§ **Dataset content**

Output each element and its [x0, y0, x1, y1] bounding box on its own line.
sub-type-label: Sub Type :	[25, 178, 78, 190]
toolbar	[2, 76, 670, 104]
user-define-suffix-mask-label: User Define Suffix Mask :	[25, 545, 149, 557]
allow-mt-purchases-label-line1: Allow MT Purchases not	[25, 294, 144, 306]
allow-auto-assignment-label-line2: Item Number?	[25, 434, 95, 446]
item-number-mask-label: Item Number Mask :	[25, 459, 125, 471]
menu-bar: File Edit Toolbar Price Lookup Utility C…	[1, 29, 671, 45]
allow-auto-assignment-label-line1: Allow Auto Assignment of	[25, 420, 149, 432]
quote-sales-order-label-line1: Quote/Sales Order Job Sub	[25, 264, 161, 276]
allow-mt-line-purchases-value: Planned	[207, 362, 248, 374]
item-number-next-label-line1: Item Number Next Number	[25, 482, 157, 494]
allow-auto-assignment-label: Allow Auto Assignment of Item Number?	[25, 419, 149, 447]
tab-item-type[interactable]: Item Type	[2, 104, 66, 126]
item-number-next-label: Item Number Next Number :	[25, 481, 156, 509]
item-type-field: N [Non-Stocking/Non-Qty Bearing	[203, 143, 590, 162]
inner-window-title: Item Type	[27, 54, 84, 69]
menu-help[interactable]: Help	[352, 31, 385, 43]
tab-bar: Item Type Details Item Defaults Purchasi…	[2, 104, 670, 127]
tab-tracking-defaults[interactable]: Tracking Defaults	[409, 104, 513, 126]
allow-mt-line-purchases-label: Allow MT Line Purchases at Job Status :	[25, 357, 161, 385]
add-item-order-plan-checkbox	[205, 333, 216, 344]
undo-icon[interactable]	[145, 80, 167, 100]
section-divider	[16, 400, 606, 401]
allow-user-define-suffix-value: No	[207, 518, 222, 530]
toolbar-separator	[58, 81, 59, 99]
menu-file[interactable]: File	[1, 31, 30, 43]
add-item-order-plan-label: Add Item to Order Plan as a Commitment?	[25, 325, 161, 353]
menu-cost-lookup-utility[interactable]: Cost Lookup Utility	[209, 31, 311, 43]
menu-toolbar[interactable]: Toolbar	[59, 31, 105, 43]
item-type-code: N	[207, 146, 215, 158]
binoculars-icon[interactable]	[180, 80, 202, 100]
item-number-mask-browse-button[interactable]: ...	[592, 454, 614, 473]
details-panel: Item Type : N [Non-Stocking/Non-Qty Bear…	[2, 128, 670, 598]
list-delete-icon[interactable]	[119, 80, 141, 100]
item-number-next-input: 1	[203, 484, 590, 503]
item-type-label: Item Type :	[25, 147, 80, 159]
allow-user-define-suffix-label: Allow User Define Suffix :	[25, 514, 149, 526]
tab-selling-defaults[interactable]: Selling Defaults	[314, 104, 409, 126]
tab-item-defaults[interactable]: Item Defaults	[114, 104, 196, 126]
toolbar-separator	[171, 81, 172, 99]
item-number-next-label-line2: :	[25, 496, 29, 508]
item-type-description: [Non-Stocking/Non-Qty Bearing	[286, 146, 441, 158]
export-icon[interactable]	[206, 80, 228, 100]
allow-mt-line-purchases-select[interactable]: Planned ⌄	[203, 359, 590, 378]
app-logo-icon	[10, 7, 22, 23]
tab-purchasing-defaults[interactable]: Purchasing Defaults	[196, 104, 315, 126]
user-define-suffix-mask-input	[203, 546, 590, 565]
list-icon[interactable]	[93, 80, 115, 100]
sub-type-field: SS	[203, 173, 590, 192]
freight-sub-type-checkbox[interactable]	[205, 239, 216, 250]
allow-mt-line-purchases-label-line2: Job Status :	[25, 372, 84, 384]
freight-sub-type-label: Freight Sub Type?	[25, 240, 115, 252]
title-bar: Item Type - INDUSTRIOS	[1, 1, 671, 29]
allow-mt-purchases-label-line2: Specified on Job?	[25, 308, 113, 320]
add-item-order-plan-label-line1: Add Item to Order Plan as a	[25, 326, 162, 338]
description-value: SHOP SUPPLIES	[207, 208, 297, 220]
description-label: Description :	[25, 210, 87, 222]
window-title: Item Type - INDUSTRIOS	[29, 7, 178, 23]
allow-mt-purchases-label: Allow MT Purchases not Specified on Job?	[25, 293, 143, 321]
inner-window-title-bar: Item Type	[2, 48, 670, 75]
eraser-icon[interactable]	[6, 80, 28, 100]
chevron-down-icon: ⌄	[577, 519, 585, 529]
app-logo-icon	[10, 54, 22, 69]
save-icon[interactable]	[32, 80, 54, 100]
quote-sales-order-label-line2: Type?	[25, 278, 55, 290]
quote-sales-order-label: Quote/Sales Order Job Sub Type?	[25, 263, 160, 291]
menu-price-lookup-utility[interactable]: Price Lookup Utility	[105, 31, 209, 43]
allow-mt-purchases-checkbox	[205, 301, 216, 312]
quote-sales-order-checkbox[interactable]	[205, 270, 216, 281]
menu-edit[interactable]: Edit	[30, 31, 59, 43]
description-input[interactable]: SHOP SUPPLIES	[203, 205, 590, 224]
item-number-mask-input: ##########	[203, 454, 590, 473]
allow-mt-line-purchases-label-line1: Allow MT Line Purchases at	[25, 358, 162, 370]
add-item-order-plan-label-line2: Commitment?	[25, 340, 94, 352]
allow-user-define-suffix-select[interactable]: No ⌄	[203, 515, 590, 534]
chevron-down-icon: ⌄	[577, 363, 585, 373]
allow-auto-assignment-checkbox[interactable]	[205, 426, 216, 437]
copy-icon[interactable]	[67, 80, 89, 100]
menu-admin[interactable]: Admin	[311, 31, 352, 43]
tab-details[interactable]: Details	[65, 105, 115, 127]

§ **Work to do**
Copy the data line for line, beginning with its first line and ending after the line that contains "31, 385, 43]".

§ **Result of this task**
Output each element and its [x0, y0, x1, y1] bounding box on its own line.
sub-type-label: Sub Type :	[25, 178, 78, 190]
toolbar	[2, 76, 670, 104]
user-define-suffix-mask-label: User Define Suffix Mask :	[25, 545, 149, 557]
allow-mt-purchases-label-line1: Allow MT Purchases not	[25, 294, 144, 306]
allow-auto-assignment-label-line2: Item Number?	[25, 434, 95, 446]
item-number-mask-label: Item Number Mask :	[25, 459, 125, 471]
menu-bar: File Edit Toolbar Price Lookup Utility C…	[1, 29, 671, 45]
allow-auto-assignment-label-line1: Allow Auto Assignment of	[25, 420, 149, 432]
quote-sales-order-label-line1: Quote/Sales Order Job Sub	[25, 264, 161, 276]
allow-mt-line-purchases-value: Planned	[207, 362, 248, 374]
item-number-next-label-line1: Item Number Next Number	[25, 482, 157, 494]
allow-auto-assignment-label: Allow Auto Assignment of Item Number?	[25, 419, 149, 447]
tab-item-type[interactable]: Item Type	[2, 104, 66, 126]
item-number-next-label: Item Number Next Number :	[25, 481, 156, 509]
item-type-field: N [Non-Stocking/Non-Qty Bearing	[203, 143, 590, 162]
inner-window-title: Item Type	[27, 54, 84, 69]
menu-help[interactable]: Help	[352, 31, 385, 43]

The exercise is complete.